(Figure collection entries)
start
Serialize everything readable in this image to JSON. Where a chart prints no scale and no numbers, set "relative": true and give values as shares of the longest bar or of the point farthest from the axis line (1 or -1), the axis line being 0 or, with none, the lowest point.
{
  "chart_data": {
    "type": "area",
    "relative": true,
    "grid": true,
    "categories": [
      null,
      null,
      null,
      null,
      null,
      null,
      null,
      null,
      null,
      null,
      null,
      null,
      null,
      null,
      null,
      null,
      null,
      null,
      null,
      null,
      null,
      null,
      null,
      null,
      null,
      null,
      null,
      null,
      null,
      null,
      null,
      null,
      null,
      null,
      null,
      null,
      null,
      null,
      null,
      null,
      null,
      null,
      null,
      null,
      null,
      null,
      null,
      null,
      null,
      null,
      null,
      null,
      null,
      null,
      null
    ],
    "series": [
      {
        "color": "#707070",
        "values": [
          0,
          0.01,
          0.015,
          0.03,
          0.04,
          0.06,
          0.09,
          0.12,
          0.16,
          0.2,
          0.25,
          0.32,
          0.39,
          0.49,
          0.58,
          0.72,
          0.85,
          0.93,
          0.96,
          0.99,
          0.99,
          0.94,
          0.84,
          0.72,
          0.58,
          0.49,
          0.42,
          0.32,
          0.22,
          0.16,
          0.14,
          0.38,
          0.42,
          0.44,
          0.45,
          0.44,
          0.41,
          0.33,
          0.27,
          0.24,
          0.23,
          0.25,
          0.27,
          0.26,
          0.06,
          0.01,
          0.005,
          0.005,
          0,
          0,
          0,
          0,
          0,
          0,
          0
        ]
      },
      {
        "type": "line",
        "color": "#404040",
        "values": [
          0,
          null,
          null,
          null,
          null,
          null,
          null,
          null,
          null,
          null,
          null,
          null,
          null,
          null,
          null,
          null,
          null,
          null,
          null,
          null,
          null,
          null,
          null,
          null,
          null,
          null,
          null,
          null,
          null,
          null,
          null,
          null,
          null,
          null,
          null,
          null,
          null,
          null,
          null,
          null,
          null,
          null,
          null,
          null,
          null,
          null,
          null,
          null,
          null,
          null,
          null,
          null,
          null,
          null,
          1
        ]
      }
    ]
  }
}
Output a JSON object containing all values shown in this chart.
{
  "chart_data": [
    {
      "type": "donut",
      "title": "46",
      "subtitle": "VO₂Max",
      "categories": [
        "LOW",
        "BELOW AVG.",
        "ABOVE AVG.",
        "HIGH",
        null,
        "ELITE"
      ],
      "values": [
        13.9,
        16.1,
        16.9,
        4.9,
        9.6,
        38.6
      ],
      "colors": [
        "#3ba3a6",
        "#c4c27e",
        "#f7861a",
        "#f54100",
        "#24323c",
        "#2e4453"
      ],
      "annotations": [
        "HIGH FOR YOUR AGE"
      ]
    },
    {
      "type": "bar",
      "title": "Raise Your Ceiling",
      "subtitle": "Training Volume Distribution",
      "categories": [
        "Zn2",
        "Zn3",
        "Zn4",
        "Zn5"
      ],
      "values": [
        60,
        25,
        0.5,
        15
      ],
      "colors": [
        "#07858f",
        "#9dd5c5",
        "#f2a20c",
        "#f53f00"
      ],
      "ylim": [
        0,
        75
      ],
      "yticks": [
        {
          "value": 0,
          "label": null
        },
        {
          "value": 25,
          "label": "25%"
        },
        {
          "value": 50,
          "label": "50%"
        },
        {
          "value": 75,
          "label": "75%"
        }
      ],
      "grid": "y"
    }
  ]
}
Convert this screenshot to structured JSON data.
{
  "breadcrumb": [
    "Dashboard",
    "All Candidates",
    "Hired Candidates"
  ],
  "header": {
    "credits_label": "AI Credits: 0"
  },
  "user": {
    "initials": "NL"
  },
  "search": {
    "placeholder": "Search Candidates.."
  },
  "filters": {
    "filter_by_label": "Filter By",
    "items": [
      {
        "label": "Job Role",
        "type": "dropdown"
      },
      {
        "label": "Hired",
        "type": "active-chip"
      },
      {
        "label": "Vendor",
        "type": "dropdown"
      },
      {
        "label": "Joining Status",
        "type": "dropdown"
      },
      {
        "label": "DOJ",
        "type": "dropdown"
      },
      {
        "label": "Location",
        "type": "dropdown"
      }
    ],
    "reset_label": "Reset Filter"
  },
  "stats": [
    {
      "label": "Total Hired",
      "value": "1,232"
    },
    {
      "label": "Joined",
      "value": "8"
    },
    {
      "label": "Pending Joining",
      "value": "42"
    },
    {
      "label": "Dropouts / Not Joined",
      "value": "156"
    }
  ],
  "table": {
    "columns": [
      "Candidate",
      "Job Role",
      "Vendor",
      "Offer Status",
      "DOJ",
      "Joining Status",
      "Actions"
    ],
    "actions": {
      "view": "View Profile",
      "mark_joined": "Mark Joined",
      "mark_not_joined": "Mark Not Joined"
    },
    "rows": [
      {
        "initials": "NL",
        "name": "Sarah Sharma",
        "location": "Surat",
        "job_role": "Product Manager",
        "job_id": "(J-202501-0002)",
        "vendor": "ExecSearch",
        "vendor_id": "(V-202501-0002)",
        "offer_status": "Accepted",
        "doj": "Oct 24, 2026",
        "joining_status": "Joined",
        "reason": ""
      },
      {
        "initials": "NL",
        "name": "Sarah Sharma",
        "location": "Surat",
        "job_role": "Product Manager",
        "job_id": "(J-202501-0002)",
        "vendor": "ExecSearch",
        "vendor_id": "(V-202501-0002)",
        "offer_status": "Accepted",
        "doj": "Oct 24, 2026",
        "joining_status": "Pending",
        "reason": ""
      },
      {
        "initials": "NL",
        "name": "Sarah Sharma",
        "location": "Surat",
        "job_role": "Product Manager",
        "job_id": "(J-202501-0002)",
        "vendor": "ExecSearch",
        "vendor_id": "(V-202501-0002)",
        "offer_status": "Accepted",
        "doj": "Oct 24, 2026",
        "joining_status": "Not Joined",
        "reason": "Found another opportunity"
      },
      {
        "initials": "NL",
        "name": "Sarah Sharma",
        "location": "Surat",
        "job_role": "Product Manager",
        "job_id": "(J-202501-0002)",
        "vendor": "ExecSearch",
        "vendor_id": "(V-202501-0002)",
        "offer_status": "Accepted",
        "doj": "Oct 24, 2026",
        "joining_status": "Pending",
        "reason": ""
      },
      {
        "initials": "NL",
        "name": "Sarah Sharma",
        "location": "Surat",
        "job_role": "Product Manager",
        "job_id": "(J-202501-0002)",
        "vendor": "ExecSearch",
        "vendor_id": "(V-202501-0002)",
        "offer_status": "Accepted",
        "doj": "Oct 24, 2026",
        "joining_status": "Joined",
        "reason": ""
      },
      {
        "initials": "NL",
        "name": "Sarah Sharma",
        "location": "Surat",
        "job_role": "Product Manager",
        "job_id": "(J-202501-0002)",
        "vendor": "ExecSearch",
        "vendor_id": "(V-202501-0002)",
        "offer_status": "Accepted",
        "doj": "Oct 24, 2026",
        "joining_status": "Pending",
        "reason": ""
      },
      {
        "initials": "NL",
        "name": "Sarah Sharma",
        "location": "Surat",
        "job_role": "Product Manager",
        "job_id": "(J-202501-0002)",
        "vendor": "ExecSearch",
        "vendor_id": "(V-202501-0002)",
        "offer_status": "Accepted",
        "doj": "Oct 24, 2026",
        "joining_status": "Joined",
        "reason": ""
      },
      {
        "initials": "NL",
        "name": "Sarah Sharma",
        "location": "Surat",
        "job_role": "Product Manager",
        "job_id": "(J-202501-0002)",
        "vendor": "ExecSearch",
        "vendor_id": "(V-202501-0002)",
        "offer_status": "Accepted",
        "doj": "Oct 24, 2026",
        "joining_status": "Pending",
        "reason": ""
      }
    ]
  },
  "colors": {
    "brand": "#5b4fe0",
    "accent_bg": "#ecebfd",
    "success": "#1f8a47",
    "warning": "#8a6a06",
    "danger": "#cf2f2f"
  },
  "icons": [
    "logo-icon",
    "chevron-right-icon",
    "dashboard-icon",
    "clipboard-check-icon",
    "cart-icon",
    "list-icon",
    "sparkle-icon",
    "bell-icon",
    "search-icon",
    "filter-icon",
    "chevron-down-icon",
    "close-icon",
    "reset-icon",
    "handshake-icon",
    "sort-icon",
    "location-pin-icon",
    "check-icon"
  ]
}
end
Report the number of lines above containing the word "Mark", with no other text.

2